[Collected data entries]
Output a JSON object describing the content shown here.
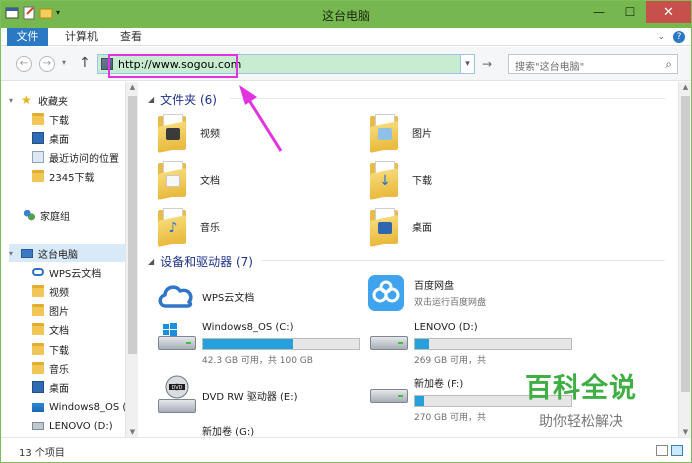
{
  "window": {
    "title": "这台电脑"
  },
  "ribbon": {
    "tabs": [
      "文件",
      "计算机",
      "查看"
    ]
  },
  "address": {
    "value": "http://www.sogou.com"
  },
  "search": {
    "placeholder": "搜索\"这台电脑\""
  },
  "sidebar": {
    "items": [
      {
        "label": "收藏夹",
        "icon": "star-icon"
      },
      {
        "label": "下载",
        "icon": "folder-icon"
      },
      {
        "label": "桌面",
        "icon": "desktop-icon"
      },
      {
        "label": "最近访问的位置",
        "icon": "recent-icon"
      },
      {
        "label": "2345下载",
        "icon": "folder-icon"
      },
      {
        "label": "家庭组",
        "icon": "homegroup-icon"
      },
      {
        "label": "这台电脑",
        "icon": "computer-icon"
      },
      {
        "label": "WPS云文档",
        "icon": "cloud-icon"
      },
      {
        "label": "视频",
        "icon": "folder-icon"
      },
      {
        "label": "图片",
        "icon": "folder-icon"
      },
      {
        "label": "文档",
        "icon": "folder-icon"
      },
      {
        "label": "下载",
        "icon": "folder-icon"
      },
      {
        "label": "音乐",
        "icon": "folder-icon"
      },
      {
        "label": "桌面",
        "icon": "desktop-icon"
      },
      {
        "label": "Windows8_OS (",
        "icon": "windows-drive-icon"
      },
      {
        "label": "LENOVO (D:)",
        "icon": "drive-icon"
      }
    ]
  },
  "folders": {
    "header": "文件夹 (6)",
    "items": [
      "视频",
      "图片",
      "文档",
      "下载",
      "音乐",
      "桌面"
    ]
  },
  "devices": {
    "header": "设备和驱动器 (7)",
    "apps": [
      {
        "name": "WPS云文档",
        "sub": ""
      },
      {
        "name": "百度网盘",
        "sub": "双击运行百度网盘"
      }
    ],
    "drives": [
      {
        "name": "Windows8_OS (C:)",
        "size": "42.3 GB 可用，共 100 GB",
        "used_fraction": 0.58
      },
      {
        "name": "LENOVO (D:)",
        "size": "269 GB 可用，共",
        "used_fraction": 0.09
      },
      {
        "name": "DVD RW 驱动器 (E:)",
        "size": "",
        "used_fraction": null
      },
      {
        "name": "新加卷 (F:)",
        "size": "270 GB 可用，共",
        "used_fraction": 0.06
      },
      {
        "name": "新加卷 (G:)",
        "size": "",
        "used_fraction": null
      }
    ]
  },
  "status": {
    "count": "13 个项目"
  },
  "watermark": {
    "title": "百科全说",
    "subtitle": "助你轻松解决"
  },
  "colors": {
    "titlebar": "#76b84f",
    "accent": "#2b78c5",
    "annotation": "#e134e0",
    "drive_fill": "#26a0da"
  }
}
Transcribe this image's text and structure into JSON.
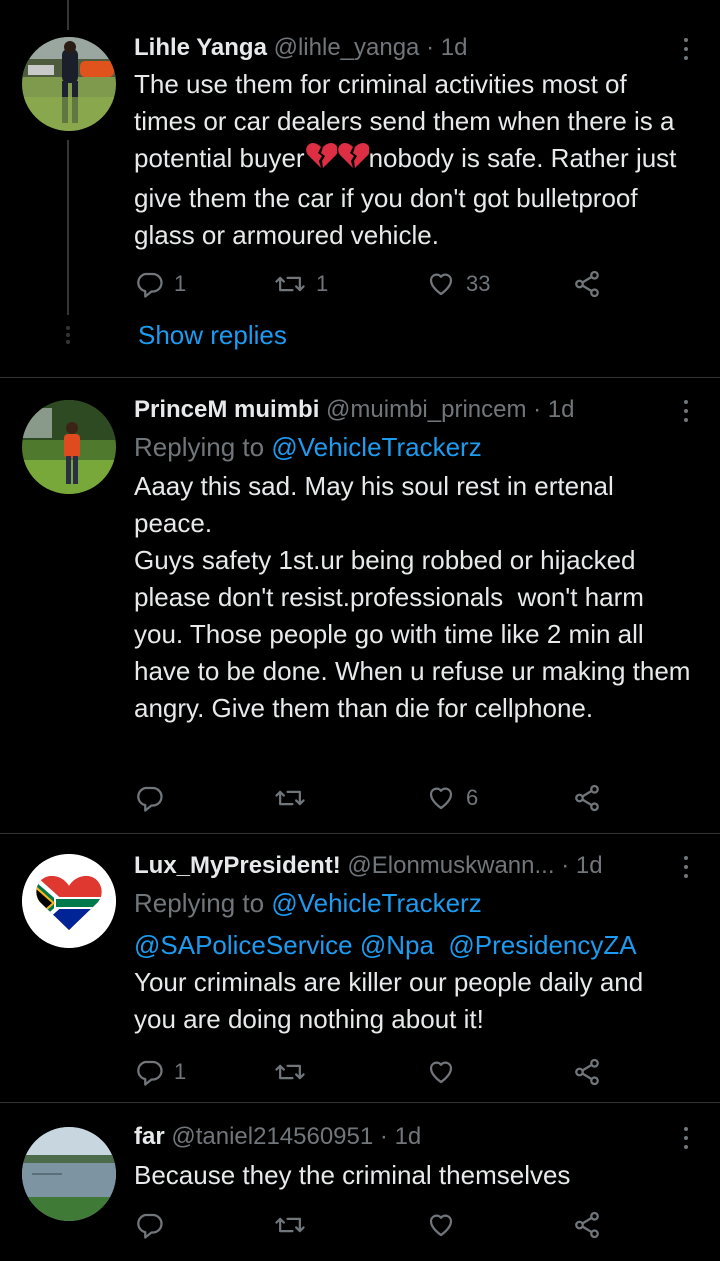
{
  "tweets": [
    {
      "name": "Lihle Yanga",
      "handle": "@lihle_yanga",
      "time": "· 1d",
      "reply_prefix": "",
      "reply_target": "",
      "text_before_emoji": "The use them for criminal activities most of times or car dealers send them when there is a potential buyer",
      "emoji": "broken-heart",
      "text_after_emoji": "nobody is safe. Rather just give them the car if you don't got bulletproof glass or armoured vehicle.",
      "counts": {
        "reply": "1",
        "retweet": "1",
        "like": "33"
      }
    },
    {
      "name": "PrinceM muimbi",
      "handle": "@muimbi_princem",
      "time": "· 1d",
      "reply_prefix": "Replying to ",
      "reply_target": "@VehicleTrackerz",
      "text": "Aaay this sad. May his soul rest in ertenal peace.\nGuys safety 1st.ur being robbed or hijacked please don't resist.professionals  won't harm you. Those people go with time like 2 min all have to be done. When u refuse ur making them angry. Give them than die for cellphone.",
      "counts": {
        "reply": "",
        "retweet": "",
        "like": "6"
      }
    },
    {
      "name": "Lux_MyPresident!",
      "handle": "@Elonmuskwann...",
      "time": "· 1d",
      "reply_prefix": "Replying to ",
      "reply_target": "@VehicleTrackerz",
      "mentions": [
        "@SAPoliceService",
        "@Npa",
        "@PresidencyZA"
      ],
      "text": "Your criminals are killer our people daily and you are doing nothing about it!",
      "counts": {
        "reply": "1",
        "retweet": "",
        "like": ""
      }
    },
    {
      "name": "far",
      "handle": "@taniel214560951",
      "time": "· 1d",
      "text": "Because they the criminal themselves",
      "counts": {
        "reply": "",
        "retweet": "",
        "like": ""
      }
    }
  ],
  "show_replies_label": "Show replies",
  "colors": {
    "background": "#000000",
    "text": "#e7e9ea",
    "muted": "#71767b",
    "link": "#1d9bf0",
    "divider": "#2f3336"
  },
  "icons": [
    "reply-icon",
    "retweet-icon",
    "like-icon",
    "share-icon",
    "more-icon",
    "broken-heart-emoji"
  ]
}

__Problem details__. Exact duplication of all the records is required; pictures are omitted from the copy.

__Answer for this exercise__.
Output a JSON object describing the content shown here.
{
  "window": {
    "title": "这台电脑"
  },
  "ribbon": {
    "tabs": [
      "文件",
      "计算机",
      "查看"
    ]
  },
  "address": {
    "value": "http://www.sogou.com"
  },
  "search": {
    "placeholder": "搜索\"这台电脑\""
  },
  "sidebar": {
    "items": [
      {
        "label": "收藏夹",
        "icon": "star-icon"
      },
      {
        "label": "下载",
        "icon": "folder-icon"
      },
      {
        "label": "桌面",
        "icon": "desktop-icon"
      },
      {
        "label": "最近访问的位置",
        "icon": "recent-icon"
      },
      {
        "label": "2345下载",
        "icon": "folder-icon"
      },
      {
        "label": "家庭组",
        "icon": "homegroup-icon"
      },
      {
        "label": "这台电脑",
        "icon": "computer-icon"
      },
      {
        "label": "WPS云文档",
        "icon": "cloud-icon"
      },
      {
        "label": "视频",
        "icon": "folder-icon"
      },
      {
        "label": "图片",
        "icon": "folder-icon"
      },
      {
        "label": "文档",
        "icon": "folder-icon"
      },
      {
        "label": "下载",
        "icon": "folder-icon"
      },
      {
        "label": "音乐",
        "icon": "folder-icon"
      },
      {
        "label": "桌面",
        "icon": "desktop-icon"
      },
      {
        "label": "Windows8_OS (",
        "icon": "windows-drive-icon"
      },
      {
        "label": "LENOVO (D:)",
        "icon": "drive-icon"
      }
    ]
  },
  "folders": {
    "header": "文件夹 (6)",
    "items": [
      "视频",
      "图片",
      "文档",
      "下载",
      "音乐",
      "桌面"
    ]
  },
  "devices": {
    "header": "设备和驱动器 (7)",
    "apps": [
      {
        "name": "WPS云文档",
        "sub": ""
      },
      {
        "name": "百度网盘",
        "sub": "双击运行百度网盘"
      }
    ],
    "drives": [
      {
        "name": "Windows8_OS (C:)",
        "size": "42.3 GB 可用，共 100 GB",
        "used_fraction": 0.58
      },
      {
        "name": "LENOVO (D:)",
        "size": "269 GB 可用，共",
        "used_fraction": 0.09
      },
      {
        "name": "DVD RW 驱动器 (E:)",
        "size": "",
        "used_fraction": null
      },
      {
        "name": "新加卷 (F:)",
        "size": "270 GB 可用，共",
        "used_fraction": 0.06
      },
      {
        "name": "新加卷 (G:)",
        "size": "",
        "used_fraction": null
      }
    ]
  },
  "status": {
    "count": "13 个项目"
  },
  "watermark": {
    "title": "百科全说",
    "subtitle": "助你轻松解决"
  },
  "colors": {
    "titlebar": "#76b84f",
    "accent": "#2b78c5",
    "annotation": "#e134e0",
    "drive_fill": "#26a0da"
  }
}
Transcribe this image's text and structure into JSON.
{
  "tweets": [
    {
      "name": "Lihle Yanga",
      "handle": "@lihle_yanga",
      "time": "· 1d",
      "reply_prefix": "",
      "reply_target": "",
      "text_before_emoji": "The use them for criminal activities most of times or car dealers send them when there is a potential buyer",
      "emoji": "broken-heart",
      "text_after_emoji": "nobody is safe. Rather just give them the car if you don't got bulletproof glass or armoured vehicle.",
      "counts": {
        "reply": "1",
        "retweet": "1",
        "like": "33"
      }
    },
    {
      "name": "PrinceM muimbi",
      "handle": "@muimbi_princem",
      "time": "· 1d",
      "reply_prefix": "Replying to ",
      "reply_target": "@VehicleTrackerz",
      "text": "Aaay this sad. May his soul rest in ertenal peace.\nGuys safety 1st.ur being robbed or hijacked please don't resist.professionals  won't harm you. Those people go with time like 2 min all have to be done. When u refuse ur making them angry. Give them than die for cellphone.",
      "counts": {
        "reply": "",
        "retweet": "",
        "like": "6"
      }
    },
    {
      "name": "Lux_MyPresident!",
      "handle": "@Elonmuskwann...",
      "time": "· 1d",
      "reply_prefix": "Replying to ",
      "reply_target": "@VehicleTrackerz",
      "mentions": [
        "@SAPoliceService",
        "@Npa",
        "@PresidencyZA"
      ],
      "text": "Your criminals are killer our people daily and you are doing nothing about it!",
      "counts": {
        "reply": "1",
        "retweet": "",
        "like": ""
      }
    },
    {
      "name": "far",
      "handle": "@taniel214560951",
      "time": "· 1d",
      "text": "Because they the criminal themselves",
      "counts": {
        "reply": "",
        "retweet": "",
        "like": ""
      }
    }
  ],
  "show_replies_label": "Show replies",
  "colors": {
    "background": "#000000",
    "text": "#e7e9ea",
    "muted": "#71767b",
    "link": "#1d9bf0",
    "divider": "#2f3336"
  },
  "icons": [
    "reply-icon",
    "retweet-icon",
    "like-icon",
    "share-icon",
    "more-icon",
    "broken-heart-emoji"
  ]
}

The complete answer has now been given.